HSJ1-related hereditary neuropathies: novel mutations and extended clinical spectrum.

Author information

1
From the Department of Sleep Medicine and Neuromuscular Disorders (B.G., A.S., D.R., H.H., P.Y.), University of Muenster, Germany; Department of Orthopaedics (M.A.-G.), Medical University Vienna, Austria; Institute of Human Genetics (T.S.), Helmholtz Zentrum München, German Research Center for Environmental Health, Neuherberg; Friedrich Baur Institute (M.Z., J.S.), Department of Neurology, Ludwig Maximilians University Munich; and Institute of Human Genetics (S.R.-S.), RWTH Aachen University, Germany. Burkhard.Gess@ukmuenster.de.

Dataset records:
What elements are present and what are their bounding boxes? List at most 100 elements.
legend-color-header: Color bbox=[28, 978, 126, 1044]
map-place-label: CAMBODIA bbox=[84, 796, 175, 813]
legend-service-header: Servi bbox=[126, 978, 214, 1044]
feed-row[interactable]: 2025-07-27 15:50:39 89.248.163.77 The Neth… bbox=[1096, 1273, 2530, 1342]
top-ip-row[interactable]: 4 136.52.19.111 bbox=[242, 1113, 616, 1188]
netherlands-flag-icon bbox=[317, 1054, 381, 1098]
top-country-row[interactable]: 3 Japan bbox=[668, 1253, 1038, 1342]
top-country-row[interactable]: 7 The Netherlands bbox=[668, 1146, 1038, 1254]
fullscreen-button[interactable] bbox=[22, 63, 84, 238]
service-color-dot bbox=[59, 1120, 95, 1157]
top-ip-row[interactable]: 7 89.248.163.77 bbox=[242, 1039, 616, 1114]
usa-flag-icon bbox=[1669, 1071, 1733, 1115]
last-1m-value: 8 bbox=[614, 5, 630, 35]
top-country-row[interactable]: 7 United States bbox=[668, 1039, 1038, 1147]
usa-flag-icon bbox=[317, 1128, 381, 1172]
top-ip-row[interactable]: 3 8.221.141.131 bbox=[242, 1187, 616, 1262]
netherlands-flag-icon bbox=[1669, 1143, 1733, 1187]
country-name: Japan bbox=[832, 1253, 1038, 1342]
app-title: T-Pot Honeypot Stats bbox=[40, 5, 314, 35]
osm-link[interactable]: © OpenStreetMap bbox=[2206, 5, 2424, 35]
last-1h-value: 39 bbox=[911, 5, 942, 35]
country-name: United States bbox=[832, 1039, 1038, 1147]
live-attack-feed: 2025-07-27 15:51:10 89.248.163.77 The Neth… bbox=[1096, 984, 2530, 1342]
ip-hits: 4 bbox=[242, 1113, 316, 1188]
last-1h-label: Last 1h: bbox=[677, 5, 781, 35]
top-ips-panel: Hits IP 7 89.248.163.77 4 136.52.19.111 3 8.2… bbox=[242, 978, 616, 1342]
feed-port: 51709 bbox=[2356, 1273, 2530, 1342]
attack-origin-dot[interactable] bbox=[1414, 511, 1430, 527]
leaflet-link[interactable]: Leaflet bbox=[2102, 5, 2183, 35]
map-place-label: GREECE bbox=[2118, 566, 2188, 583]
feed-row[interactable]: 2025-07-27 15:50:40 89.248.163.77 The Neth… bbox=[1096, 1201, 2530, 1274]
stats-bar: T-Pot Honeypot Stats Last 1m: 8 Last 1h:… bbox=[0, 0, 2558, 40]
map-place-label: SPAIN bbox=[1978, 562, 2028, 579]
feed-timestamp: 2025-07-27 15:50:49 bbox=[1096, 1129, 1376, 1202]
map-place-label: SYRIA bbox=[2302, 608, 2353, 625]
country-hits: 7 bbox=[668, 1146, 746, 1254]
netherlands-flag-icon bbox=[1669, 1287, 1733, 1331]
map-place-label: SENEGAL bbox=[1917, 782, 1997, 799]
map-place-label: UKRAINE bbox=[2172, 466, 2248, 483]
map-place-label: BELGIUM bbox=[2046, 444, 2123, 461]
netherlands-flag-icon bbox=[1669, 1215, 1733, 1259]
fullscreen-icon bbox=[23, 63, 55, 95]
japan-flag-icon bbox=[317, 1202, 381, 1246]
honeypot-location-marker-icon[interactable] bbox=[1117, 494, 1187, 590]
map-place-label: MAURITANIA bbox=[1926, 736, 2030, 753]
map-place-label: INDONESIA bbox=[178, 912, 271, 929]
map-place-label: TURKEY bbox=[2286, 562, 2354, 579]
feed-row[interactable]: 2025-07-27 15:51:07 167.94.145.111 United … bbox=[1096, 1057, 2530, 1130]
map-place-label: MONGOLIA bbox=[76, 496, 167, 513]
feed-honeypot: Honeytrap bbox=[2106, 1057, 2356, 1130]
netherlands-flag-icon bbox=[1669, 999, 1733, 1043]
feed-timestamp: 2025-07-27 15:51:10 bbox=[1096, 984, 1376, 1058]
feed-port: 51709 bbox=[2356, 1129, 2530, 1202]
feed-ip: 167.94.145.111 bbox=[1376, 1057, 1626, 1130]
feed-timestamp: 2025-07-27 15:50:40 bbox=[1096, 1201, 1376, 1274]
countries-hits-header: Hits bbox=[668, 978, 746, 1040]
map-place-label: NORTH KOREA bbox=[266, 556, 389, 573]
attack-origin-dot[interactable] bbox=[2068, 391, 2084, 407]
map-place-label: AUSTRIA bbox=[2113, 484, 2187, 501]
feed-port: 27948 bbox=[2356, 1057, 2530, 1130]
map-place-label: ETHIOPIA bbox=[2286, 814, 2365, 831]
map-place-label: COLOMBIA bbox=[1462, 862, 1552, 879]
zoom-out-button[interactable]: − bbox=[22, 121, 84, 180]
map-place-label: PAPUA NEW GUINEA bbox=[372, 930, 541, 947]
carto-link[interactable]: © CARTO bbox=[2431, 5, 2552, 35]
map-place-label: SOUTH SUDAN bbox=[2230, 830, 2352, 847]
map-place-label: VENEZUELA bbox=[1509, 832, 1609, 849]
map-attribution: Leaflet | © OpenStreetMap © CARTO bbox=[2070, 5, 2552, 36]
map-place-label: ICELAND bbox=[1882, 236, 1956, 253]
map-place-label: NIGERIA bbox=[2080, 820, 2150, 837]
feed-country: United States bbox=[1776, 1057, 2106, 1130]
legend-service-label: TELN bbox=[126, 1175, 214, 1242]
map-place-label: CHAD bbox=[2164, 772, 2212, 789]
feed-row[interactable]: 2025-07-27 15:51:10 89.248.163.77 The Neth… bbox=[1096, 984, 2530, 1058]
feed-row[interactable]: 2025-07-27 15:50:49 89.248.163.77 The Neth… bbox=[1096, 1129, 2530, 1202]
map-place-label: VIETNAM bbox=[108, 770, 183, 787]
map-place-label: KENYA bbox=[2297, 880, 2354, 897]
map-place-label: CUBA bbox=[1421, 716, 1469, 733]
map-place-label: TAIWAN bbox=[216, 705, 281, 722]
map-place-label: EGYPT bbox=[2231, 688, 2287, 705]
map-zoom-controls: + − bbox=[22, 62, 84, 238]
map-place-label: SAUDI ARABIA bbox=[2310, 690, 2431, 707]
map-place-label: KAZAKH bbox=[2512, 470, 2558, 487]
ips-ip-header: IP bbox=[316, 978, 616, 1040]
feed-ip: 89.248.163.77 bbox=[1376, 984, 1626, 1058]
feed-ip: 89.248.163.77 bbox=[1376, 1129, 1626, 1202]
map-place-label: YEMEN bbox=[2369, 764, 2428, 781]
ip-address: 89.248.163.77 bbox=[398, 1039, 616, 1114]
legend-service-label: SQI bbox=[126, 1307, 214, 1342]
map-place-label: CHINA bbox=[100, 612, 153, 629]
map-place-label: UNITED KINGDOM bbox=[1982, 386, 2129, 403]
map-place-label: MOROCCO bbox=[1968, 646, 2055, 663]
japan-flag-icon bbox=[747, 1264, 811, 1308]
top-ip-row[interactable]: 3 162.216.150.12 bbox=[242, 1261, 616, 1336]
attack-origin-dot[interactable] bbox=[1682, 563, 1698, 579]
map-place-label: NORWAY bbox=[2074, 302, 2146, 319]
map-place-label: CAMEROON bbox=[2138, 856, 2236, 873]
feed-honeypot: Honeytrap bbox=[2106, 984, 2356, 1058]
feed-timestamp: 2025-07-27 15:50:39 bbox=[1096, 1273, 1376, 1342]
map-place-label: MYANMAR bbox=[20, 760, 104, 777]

Problems and tasks:
- a) In the article header, which institution is the Department of Orthopaedics part of?
- b) Echo the article header word for word, starting with "Author information" and going on through "University, Germany. Burkhard.Gess@ukmuenster.de.".

Exercise responses:
- a) Medical University Vienna, Austria

- b)
Author information

1
From the Department of Sleep Medicine and Neuromuscular Disorders (B.G., A.S., D.R., H.H., P.Y.), University of Muenster, Germany; Department of Orthopaedics (M.A.-G.), Medical University Vienna, Austria; Institute of Human Genetics (T.S.), Helmholtz Zentrum München, German Research Center for Environmental Health, Neuherberg; Friedrich Baur Institute (M.Z., J.S.), Department of Neurology, Ludwig Maximilians University Munich; and Institute of Human Genetics (S.R.-S.), RWTH Aachen University, Germany. Burkhard.Gess@ukmuenster.de.